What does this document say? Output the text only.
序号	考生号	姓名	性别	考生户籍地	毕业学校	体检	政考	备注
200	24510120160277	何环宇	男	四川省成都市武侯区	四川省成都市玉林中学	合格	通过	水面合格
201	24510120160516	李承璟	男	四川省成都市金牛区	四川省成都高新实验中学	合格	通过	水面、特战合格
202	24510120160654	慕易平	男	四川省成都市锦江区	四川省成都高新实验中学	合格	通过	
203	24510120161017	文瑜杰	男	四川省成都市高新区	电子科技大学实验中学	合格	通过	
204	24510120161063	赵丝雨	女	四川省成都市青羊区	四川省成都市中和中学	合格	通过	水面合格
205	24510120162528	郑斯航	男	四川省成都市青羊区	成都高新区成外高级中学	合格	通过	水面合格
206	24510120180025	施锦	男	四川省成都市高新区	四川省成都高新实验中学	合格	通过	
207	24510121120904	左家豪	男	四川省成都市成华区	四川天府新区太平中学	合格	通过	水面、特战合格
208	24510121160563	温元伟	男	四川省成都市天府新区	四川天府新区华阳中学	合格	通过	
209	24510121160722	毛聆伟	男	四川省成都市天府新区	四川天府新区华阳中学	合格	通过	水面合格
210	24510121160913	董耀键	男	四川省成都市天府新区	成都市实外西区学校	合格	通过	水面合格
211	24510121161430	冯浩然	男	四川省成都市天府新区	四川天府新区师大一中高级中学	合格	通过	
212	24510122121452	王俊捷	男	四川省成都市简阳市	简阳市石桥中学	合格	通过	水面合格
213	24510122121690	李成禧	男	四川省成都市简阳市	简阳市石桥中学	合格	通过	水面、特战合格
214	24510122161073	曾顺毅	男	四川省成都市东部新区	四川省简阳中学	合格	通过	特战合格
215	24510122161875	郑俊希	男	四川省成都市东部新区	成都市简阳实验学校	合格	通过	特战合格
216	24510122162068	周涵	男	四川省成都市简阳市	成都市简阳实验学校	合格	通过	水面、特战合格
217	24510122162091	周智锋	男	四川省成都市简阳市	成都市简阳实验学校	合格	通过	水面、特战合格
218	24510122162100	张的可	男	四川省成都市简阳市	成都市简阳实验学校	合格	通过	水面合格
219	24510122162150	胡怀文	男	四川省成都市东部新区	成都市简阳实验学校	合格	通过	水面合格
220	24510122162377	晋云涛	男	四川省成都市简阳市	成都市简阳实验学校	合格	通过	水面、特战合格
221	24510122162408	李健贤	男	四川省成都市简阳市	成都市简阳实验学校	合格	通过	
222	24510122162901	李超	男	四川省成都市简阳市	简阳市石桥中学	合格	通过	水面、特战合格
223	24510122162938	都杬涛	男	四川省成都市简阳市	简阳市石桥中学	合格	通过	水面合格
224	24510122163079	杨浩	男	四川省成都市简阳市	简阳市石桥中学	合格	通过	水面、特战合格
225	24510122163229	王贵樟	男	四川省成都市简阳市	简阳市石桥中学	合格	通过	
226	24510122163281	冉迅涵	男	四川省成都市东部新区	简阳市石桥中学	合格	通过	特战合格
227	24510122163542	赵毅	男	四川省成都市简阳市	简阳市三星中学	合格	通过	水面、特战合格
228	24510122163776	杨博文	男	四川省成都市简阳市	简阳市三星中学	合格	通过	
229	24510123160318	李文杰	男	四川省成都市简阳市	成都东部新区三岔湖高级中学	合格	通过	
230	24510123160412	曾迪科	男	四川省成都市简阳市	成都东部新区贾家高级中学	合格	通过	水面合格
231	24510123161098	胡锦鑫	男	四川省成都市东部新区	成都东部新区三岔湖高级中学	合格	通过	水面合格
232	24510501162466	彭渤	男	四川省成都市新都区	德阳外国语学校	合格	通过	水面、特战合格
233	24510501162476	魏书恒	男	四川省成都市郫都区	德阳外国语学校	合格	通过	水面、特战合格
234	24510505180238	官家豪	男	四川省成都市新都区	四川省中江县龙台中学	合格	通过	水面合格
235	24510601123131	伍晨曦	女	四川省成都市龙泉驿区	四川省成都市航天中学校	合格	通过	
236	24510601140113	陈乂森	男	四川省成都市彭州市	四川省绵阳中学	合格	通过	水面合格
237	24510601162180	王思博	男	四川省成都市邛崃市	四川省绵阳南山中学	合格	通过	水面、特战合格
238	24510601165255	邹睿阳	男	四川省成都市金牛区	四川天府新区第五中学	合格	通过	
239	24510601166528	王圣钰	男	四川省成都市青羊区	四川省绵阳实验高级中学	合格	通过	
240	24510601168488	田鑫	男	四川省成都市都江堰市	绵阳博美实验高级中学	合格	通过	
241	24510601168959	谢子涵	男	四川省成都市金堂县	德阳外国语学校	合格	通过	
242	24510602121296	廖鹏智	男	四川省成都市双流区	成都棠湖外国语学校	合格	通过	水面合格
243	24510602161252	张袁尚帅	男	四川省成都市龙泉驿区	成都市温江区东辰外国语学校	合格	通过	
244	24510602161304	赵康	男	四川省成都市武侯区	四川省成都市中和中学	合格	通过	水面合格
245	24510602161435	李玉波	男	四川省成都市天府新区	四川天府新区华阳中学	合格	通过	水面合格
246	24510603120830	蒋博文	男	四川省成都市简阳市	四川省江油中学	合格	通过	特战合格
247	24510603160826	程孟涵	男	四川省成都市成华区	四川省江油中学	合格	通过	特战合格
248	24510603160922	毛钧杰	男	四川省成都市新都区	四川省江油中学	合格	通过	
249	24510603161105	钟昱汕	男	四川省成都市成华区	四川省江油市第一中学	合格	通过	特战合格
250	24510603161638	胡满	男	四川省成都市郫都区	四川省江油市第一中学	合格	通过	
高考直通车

[Task details]
Write only the number of lines in the data above that include "成都市简阳实验学校".

[Expected answer]
7